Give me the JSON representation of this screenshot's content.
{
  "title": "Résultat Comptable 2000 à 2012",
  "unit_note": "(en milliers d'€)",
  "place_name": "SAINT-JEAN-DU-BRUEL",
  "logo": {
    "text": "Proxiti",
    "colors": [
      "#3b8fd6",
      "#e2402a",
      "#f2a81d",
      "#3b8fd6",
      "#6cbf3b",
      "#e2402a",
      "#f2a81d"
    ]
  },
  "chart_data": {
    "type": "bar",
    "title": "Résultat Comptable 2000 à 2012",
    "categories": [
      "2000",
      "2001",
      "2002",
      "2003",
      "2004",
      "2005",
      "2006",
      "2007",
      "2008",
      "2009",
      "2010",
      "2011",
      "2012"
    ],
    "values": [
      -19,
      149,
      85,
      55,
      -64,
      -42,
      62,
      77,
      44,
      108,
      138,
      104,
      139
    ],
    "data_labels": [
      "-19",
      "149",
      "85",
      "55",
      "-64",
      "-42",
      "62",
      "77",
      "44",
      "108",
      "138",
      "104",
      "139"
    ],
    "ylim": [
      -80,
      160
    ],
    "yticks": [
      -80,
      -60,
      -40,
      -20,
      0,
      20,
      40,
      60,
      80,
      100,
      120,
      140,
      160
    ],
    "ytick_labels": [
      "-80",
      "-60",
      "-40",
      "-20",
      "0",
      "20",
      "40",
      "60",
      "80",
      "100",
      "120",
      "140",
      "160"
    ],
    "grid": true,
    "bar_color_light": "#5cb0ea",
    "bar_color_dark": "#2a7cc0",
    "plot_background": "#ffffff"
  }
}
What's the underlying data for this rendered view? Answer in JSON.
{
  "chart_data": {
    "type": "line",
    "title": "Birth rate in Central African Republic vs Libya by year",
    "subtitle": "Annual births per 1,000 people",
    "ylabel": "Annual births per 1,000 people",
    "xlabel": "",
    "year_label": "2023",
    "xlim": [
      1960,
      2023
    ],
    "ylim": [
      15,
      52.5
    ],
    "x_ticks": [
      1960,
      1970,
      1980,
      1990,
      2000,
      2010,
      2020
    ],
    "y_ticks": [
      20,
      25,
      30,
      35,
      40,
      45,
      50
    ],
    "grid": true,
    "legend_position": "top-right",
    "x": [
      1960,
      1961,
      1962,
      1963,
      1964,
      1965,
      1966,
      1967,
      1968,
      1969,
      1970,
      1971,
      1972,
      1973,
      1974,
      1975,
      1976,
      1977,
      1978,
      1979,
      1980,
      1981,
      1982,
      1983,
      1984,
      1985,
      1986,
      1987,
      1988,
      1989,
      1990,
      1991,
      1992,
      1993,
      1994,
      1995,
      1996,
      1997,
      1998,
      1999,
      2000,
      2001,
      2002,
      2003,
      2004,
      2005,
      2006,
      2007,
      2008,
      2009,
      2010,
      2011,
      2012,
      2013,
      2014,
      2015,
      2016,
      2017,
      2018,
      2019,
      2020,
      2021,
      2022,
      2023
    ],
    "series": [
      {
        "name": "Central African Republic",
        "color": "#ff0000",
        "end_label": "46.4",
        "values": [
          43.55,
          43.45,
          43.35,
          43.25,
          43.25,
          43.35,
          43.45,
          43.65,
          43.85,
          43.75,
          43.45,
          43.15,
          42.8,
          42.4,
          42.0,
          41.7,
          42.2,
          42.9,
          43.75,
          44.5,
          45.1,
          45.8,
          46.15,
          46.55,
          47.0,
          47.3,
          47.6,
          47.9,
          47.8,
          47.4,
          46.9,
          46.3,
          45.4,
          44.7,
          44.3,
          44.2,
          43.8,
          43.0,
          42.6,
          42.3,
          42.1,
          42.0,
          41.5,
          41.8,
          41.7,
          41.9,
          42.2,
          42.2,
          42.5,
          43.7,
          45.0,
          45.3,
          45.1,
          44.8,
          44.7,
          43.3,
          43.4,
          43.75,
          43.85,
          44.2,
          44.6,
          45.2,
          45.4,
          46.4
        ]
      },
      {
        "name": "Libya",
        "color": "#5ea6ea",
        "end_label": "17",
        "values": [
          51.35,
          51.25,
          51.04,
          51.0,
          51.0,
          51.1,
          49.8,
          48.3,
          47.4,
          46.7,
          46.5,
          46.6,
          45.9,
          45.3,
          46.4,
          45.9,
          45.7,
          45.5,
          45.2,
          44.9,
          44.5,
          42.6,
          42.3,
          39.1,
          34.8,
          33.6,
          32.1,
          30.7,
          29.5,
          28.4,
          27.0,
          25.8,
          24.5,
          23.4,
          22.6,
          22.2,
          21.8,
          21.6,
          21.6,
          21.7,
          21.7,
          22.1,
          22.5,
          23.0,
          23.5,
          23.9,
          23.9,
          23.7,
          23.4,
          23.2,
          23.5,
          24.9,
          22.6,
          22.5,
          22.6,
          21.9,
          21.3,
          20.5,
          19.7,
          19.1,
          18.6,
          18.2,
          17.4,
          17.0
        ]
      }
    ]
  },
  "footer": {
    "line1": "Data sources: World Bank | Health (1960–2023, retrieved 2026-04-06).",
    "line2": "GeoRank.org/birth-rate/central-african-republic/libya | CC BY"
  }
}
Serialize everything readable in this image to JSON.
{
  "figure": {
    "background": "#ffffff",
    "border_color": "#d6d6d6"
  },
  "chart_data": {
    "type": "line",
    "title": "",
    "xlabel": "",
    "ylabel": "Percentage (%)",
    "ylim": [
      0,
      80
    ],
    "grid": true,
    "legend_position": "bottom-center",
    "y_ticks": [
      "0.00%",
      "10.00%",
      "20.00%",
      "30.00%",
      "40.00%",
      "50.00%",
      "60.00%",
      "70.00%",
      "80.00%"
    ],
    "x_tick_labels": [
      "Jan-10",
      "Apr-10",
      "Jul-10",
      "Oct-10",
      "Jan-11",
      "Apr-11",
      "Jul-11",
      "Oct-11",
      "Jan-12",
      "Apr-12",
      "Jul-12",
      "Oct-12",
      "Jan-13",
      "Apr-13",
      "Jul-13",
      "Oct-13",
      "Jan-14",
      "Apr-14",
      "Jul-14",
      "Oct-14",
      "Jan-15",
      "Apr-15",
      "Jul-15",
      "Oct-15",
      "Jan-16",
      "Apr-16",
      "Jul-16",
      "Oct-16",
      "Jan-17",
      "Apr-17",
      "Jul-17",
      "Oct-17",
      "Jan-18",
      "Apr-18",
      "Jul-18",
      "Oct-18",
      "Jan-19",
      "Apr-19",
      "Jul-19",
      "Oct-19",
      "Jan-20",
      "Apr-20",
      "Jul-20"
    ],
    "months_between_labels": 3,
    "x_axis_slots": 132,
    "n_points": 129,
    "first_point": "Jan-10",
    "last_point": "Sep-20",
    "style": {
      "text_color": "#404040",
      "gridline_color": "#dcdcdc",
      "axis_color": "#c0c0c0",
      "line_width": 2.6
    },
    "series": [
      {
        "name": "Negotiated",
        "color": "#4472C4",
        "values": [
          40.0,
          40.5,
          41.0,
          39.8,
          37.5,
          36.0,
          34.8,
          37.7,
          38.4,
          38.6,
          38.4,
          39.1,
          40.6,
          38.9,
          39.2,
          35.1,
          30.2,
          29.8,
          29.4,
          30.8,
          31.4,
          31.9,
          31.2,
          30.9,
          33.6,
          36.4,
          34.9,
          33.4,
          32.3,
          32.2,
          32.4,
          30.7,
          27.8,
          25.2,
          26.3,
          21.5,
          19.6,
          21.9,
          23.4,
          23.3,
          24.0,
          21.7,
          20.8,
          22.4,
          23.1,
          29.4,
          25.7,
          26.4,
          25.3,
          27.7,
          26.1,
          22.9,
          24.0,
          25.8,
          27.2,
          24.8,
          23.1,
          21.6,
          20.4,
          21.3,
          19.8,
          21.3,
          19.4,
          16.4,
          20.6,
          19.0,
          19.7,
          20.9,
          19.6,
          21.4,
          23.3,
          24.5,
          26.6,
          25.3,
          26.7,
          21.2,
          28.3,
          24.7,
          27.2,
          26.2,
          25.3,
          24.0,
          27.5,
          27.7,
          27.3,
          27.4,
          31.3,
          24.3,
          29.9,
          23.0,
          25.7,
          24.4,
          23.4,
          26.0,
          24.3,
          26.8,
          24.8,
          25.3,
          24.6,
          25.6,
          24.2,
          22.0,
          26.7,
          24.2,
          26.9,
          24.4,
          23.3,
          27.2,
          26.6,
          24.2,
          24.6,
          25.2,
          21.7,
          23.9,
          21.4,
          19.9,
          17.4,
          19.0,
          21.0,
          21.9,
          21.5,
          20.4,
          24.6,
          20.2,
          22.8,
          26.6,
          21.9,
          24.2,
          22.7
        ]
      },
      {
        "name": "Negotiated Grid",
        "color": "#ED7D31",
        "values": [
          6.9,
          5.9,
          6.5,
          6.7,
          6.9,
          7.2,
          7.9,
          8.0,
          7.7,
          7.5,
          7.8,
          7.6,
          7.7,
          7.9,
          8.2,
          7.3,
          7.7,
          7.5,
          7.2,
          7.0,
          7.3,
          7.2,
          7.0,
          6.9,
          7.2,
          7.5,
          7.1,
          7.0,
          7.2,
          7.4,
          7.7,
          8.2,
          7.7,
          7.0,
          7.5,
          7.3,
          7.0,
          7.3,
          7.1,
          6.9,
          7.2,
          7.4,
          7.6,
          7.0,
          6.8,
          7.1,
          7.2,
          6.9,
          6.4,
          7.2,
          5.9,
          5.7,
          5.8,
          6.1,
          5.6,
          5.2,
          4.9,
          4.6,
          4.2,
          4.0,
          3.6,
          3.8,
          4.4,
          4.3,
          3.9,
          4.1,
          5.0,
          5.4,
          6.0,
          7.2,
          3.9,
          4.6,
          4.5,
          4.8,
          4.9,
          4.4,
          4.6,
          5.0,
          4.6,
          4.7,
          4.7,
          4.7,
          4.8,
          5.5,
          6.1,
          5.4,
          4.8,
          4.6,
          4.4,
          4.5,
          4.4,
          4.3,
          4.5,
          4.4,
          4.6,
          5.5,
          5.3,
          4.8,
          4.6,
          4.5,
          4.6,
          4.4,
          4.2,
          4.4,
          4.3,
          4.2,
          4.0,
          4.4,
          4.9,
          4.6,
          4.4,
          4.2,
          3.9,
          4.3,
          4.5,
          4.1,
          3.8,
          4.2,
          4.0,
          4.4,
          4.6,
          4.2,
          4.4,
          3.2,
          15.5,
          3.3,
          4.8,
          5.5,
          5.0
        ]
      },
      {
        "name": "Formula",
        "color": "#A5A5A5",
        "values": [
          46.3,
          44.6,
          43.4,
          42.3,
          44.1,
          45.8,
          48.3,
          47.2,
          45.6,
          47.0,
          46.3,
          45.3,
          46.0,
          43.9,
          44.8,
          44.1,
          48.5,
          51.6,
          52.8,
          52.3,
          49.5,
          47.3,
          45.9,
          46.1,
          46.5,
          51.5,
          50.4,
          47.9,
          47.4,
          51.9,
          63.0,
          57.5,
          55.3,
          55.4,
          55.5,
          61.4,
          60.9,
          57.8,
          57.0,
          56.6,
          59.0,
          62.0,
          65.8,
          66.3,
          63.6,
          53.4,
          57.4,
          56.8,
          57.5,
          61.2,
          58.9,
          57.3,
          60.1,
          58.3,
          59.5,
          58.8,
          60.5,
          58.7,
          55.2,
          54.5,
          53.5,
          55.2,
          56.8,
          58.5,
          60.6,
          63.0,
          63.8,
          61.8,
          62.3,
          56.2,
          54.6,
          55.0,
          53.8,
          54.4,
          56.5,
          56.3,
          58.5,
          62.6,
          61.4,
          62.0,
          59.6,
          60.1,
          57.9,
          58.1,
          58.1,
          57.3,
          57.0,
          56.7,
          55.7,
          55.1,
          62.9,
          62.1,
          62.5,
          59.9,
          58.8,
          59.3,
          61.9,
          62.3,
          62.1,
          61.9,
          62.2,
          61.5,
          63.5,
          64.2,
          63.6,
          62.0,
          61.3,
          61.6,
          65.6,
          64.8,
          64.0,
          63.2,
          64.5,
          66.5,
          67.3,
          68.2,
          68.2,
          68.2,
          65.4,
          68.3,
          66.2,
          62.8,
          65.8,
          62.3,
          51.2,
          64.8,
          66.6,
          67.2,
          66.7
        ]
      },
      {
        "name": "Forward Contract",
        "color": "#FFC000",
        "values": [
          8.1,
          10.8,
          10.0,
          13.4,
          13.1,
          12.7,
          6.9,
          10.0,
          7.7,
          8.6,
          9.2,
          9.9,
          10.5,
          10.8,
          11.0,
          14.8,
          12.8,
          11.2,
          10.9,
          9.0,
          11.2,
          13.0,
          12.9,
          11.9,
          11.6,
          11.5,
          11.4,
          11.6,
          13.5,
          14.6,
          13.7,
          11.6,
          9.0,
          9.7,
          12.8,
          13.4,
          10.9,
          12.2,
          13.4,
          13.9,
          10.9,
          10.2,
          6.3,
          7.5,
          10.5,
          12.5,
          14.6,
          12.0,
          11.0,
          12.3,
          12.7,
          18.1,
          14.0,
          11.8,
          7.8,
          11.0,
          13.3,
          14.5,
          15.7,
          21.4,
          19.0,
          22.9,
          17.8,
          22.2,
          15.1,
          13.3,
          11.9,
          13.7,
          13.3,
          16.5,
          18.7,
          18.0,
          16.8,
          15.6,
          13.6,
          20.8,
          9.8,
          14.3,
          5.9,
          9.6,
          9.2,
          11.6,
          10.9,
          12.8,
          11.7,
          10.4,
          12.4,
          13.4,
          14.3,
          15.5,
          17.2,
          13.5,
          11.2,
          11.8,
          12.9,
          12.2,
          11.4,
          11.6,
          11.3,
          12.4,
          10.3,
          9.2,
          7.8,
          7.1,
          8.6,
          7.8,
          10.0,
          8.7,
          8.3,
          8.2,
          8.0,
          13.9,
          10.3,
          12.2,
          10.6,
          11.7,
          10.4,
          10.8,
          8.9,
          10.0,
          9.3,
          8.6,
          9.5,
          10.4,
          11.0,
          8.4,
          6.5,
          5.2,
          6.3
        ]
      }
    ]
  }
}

* * *

#### [Stated goal]
In the entries above, locate every line with the word "JSON" and copy it.

#### [Task response]
Give me the JSON representation of this screenshot's content.
What's the underlying data for this rendered view? Answer in JSON.
Serialize everything readable in this image to JSON.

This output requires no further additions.